## [TASK INSTRUCTIONS]
Reproduce all entries precisely, down to the last character.
★ ★ ★ ★ ★
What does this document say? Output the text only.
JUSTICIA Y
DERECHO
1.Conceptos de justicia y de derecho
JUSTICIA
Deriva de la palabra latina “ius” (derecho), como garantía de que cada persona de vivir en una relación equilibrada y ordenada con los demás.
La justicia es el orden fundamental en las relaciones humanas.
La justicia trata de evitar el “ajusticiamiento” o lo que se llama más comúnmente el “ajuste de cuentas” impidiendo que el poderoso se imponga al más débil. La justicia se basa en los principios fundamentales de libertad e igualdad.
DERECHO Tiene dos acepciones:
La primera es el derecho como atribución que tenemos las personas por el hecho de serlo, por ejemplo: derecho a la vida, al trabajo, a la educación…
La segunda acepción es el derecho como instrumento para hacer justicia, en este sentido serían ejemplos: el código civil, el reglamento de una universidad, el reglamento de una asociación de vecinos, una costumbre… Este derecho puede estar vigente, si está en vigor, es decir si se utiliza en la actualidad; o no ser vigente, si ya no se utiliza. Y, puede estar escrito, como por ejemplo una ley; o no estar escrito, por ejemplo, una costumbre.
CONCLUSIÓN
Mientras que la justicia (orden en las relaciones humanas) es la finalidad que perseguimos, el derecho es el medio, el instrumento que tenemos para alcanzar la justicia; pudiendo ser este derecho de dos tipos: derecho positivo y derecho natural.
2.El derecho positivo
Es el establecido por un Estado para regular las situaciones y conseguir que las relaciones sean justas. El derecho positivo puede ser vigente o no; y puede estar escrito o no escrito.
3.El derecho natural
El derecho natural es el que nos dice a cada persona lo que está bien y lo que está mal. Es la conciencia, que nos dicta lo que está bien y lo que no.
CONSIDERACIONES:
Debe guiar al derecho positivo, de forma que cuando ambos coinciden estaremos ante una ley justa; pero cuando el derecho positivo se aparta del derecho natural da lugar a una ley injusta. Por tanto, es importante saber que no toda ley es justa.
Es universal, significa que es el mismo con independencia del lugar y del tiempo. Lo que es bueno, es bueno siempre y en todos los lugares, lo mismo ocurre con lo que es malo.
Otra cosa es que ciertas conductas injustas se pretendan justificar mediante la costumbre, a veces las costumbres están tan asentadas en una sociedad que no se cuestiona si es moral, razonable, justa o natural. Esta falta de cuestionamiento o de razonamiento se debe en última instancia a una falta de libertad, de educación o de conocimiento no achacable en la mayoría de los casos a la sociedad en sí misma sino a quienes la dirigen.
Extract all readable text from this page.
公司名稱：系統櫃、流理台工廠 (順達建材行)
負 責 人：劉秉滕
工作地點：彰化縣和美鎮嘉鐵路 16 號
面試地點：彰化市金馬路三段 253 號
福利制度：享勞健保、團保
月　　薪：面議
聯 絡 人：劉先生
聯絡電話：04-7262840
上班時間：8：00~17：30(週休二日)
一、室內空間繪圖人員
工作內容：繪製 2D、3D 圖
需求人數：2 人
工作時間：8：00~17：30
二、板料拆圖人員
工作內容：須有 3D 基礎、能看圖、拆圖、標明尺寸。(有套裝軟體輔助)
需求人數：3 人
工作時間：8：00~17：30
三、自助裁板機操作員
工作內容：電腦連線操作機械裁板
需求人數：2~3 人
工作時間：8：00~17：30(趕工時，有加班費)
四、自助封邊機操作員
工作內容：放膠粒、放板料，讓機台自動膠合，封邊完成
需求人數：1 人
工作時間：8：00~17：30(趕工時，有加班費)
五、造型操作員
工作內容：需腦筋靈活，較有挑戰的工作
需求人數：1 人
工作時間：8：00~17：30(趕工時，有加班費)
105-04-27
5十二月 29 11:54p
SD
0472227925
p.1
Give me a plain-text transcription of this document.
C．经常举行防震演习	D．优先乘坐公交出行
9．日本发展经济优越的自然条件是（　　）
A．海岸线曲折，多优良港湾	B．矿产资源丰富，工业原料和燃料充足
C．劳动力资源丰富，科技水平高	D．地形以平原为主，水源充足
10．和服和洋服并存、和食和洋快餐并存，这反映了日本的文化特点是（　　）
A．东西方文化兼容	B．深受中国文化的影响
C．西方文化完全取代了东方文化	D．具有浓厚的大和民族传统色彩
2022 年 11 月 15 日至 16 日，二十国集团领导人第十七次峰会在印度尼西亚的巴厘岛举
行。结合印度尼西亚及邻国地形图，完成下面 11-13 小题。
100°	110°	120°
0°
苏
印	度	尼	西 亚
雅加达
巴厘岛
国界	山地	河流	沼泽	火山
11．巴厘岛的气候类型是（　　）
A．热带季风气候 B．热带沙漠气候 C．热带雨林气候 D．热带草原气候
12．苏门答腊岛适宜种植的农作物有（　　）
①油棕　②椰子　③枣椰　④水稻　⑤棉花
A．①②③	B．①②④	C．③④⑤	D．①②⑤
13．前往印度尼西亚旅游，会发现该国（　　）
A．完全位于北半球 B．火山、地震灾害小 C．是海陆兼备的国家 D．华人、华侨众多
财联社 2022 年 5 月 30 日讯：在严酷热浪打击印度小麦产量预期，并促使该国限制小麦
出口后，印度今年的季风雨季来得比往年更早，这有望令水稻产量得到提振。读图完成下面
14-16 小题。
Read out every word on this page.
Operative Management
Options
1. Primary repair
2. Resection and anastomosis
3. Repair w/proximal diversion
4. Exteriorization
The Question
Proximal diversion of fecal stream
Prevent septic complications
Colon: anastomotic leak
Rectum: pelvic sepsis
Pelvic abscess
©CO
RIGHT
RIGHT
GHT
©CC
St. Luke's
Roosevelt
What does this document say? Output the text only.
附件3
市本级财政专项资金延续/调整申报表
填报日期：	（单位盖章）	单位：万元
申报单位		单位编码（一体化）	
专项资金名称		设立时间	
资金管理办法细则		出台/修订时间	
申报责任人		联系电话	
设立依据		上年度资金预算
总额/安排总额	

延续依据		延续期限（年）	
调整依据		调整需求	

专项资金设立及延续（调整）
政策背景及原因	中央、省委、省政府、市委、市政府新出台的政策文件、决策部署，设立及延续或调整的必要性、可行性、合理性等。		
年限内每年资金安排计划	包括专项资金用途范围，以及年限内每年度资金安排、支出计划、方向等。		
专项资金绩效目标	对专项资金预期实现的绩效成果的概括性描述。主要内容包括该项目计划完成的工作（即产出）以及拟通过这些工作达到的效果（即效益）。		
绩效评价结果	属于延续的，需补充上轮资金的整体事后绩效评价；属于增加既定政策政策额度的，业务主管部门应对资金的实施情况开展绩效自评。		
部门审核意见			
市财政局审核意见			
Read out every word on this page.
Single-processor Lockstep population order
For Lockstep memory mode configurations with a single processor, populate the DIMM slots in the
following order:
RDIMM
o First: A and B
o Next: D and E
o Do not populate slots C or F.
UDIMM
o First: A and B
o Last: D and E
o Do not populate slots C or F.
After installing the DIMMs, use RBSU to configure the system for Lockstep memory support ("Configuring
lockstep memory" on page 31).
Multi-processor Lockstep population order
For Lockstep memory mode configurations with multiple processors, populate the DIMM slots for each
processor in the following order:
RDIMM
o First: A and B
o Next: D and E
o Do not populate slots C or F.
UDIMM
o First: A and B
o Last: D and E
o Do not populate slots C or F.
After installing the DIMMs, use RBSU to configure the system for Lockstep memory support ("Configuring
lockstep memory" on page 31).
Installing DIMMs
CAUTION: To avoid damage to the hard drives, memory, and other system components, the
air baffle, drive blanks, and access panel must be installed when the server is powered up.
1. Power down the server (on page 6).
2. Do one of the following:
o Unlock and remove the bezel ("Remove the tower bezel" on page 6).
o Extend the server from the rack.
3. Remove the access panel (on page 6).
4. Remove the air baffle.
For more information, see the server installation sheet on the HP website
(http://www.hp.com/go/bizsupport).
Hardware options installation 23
★ ★ ★ ★ ★
## [RESPONSE TO THE EXERCISE]
What does this document say? Output the text only.
JUSTICIA Y
DERECHO
1.Conceptos de justicia y de derecho
JUSTICIA
Deriva de la palabra latina “ius” (derecho), como garantía de que cada persona de vivir en una relación equilibrada y ordenada con los demás.
La justicia es el orden fundamental en las relaciones humanas.
La justicia trata de evitar el “ajusticiamiento” o lo que se llama más comúnmente el “ajuste de cuentas” impidiendo que el poderoso se imponga al más débil. La justicia se basa en los principios fundamentales de libertad e igualdad.
DERECHO Tiene dos acepciones:
La primera es el derecho como atribución que tenemos las personas por el hecho de serlo, por ejemplo: derecho a la vida, al trabajo, a la educación…
La segunda acepción es el derecho como instrumento para hacer justicia, en este sentido serían ejemplos: el código civil, el reglamento de una universidad, el reglamento de una asociación de vecinos, una costumbre… Este derecho puede estar vigente, si está en vigor, es decir si se utiliza en la actualidad; o no ser vigente, si ya no se utiliza. Y, puede estar escrito, como por ejemplo una ley; o no estar escrito, por ejemplo, una costumbre.
CONCLUSIÓN
Mientras que la justicia (orden en las relaciones humanas) es la finalidad que perseguimos, el derecho es el medio, el instrumento que tenemos para alcanzar la justicia; pudiendo ser este derecho de dos tipos: derecho positivo y derecho natural.
2.El derecho positivo
Es el establecido por un Estado para regular las situaciones y conseguir que las relaciones sean justas. El derecho positivo puede ser vigente o no; y puede estar escrito o no escrito.
3.El derecho natural
El derecho natural es el que nos dice a cada persona lo que está bien y lo que está mal. Es la conciencia, que nos dicta lo que está bien y lo que no.
CONSIDERACIONES:
Debe guiar al derecho positivo, de forma que cuando ambos coinciden estaremos ante una ley justa; pero cuando el derecho positivo se aparta del derecho natural da lugar a una ley injusta. Por tanto, es importante saber que no toda ley es justa.
Es universal, significa que es el mismo con independencia del lugar y del tiempo. Lo que es bueno, es bueno siempre y en todos los lugares, lo mismo ocurre con lo que es malo.
Otra cosa es que ciertas conductas injustas se pretendan justificar mediante la costumbre, a veces las costumbres están tan asentadas en una sociedad que no se cuestiona si es moral, razonable, justa o natural. Esta falta de cuestionamiento o de razonamiento se debe en última instancia a una falta de libertad, de educación o de conocimiento no achacable en la mayoría de los casos a la sociedad en sí misma sino a quienes la dirigen.
Extract all readable text from this page.
公司名稱：系統櫃、流理台工廠 (順達建材行)
負 責 人：劉秉滕
工作地點：彰化縣和美鎮嘉鐵路 16 號
面試地點：彰化市金馬路三段 253 號
福利制度：享勞健保、團保
月　　薪：面議
聯 絡 人：劉先生
聯絡電話：04-7262840
上班時間：8：00~17：30(週休二日)
一、室內空間繪圖人員
工作內容：繪製 2D、3D 圖
需求人數：2 人
工作時間：8：00~17：30
二、板料拆圖人員
工作內容：須有 3D 基礎、能看圖、拆圖、標明尺寸。(有套裝軟體輔助)
需求人數：3 人
工作時間：8：00~17：30
三、自助裁板機操作員
工作內容：電腦連線操作機械裁板
需求人數：2~3 人
工作時間：8：00~17：30(趕工時，有加班費)
四、自助封邊機操作員
工作內容：放膠粒、放板料，讓機台自動膠合，封邊完成
需求人數：1 人
工作時間：8：00~17：30(趕工時，有加班費)
五、造型操作員
工作內容：需腦筋靈活，較有挑戰的工作
需求人數：1 人
工作時間：8：00~17：30(趕工時，有加班費)
105-04-27
5十二月 29 11:54p
SD
0472227925
p.1
Give me a plain-text transcription of this document.
C．经常举行防震演习	D．优先乘坐公交出行
9．日本发展经济优越的自然条件是（　　）
A．海岸线曲折，多优良港湾	B．矿产资源丰富，工业原料和燃料充足
C．劳动力资源丰富，科技水平高	D．地形以平原为主，水源充足
10．和服和洋服并存、和食和洋快餐并存，这反映了日本的文化特点是（　　）
A．东西方文化兼容	B．深受中国文化的影响
C．西方文化完全取代了东方文化	D．具有浓厚的大和民族传统色彩
2022 年 11 月 15 日至 16 日，二十国集团领导人第十七次峰会在印度尼西亚的巴厘岛举
行。结合印度尼西亚及邻国地形图，完成下面 11-13 小题。
100°	110°	120°
0°
苏
印	度	尼	西 亚
雅加达
巴厘岛
国界	山地	河流	沼泽	火山
11．巴厘岛的气候类型是（　　）
A．热带季风气候 B．热带沙漠气候 C．热带雨林气候 D．热带草原气候
12．苏门答腊岛适宜种植的农作物有（　　）
①油棕　②椰子　③枣椰　④水稻　⑤棉花
A．①②③	B．①②④	C．③④⑤	D．①②⑤
13．前往印度尼西亚旅游，会发现该国（　　）
A．完全位于北半球 B．火山、地震灾害小 C．是海陆兼备的国家 D．华人、华侨众多
财联社 2022 年 5 月 30 日讯：在严酷热浪打击印度小麦产量预期，并促使该国限制小麦
出口后，印度今年的季风雨季来得比往年更早，这有望令水稻产量得到提振。读图完成下面
14-16 小题。
Read out every word on this page.
Operative Management
Options
1. Primary repair
2. Resection and anastomosis
3. Repair w/proximal diversion
4. Exteriorization
The Question
Proximal diversion of fecal stream
Prevent septic complications
Colon: anastomotic leak
Rectum: pelvic sepsis
Pelvic abscess
©CO
RIGHT
RIGHT
GHT
©CC
St. Luke's
Roosevelt
What does this document say? Output the text only.
附件3
市本级财政专项资金延续/调整申报表
填报日期：	（单位盖章）	单位：万元
申报单位		单位编码（一体化）	
专项资金名称		设立时间	
资金管理办法细则		出台/修订时间	
申报责任人		联系电话	
设立依据		上年度资金预算
总额/安排总额	

延续依据		延续期限（年）	
调整依据		调整需求	

专项资金设立及延续（调整）
政策背景及原因	中央、省委、省政府、市委、市政府新出台的政策文件、决策部署，设立及延续或调整的必要性、可行性、合理性等。		
年限内每年资金安排计划	包括专项资金用途范围，以及年限内每年度资金安排、支出计划、方向等。		
专项资金绩效目标	对专项资金预期实现的绩效成果的概括性描述。主要内容包括该项目计划完成的工作（即产出）以及拟通过这些工作达到的效果（即效益）。		
绩效评价结果	属于延续的，需补充上轮资金的整体事后绩效评价；属于增加既定政策政策额度的，业务主管部门应对资金的实施情况开展绩效自评。		
部门审核意见			
市财政局审核意见			
Read out every word on this page.
Single-processor Lockstep population order
For Lockstep memory mode configurations with a single processor, populate the DIMM slots in the
following order:
RDIMM
o First: A and B
o Next: D and E
o Do not populate slots C or F.
UDIMM
o First: A and B
o Last: D and E
o Do not populate slots C or F.
After installing the DIMMs, use RBSU to configure the system for Lockstep memory support ("Configuring
lockstep memory" on page 31).
Multi-processor Lockstep population order
For Lockstep memory mode configurations with multiple processors, populate the DIMM slots for each
processor in the following order:
RDIMM
o First: A and B
o Next: D and E
o Do not populate slots C or F.
UDIMM
o First: A and B
o Last: D and E
o Do not populate slots C or F.
After installing the DIMMs, use RBSU to configure the system for Lockstep memory support ("Configuring
lockstep memory" on page 31).
Installing DIMMs
CAUTION: To avoid damage to the hard drives, memory, and other system components, the
air baffle, drive blanks, and access panel must be installed when the server is powered up.
1. Power down the server (on page 6).
2. Do one of the following:
o Unlock and remove the bezel ("Remove the tower bezel" on page 6).
o Extend the server from the rack.
3. Remove the access panel (on page 6).
4. Remove the air baffle.
For more information, see the server installation sheet on the HP website
(http://www.hp.com/go/bizsupport).
Hardware options installation 23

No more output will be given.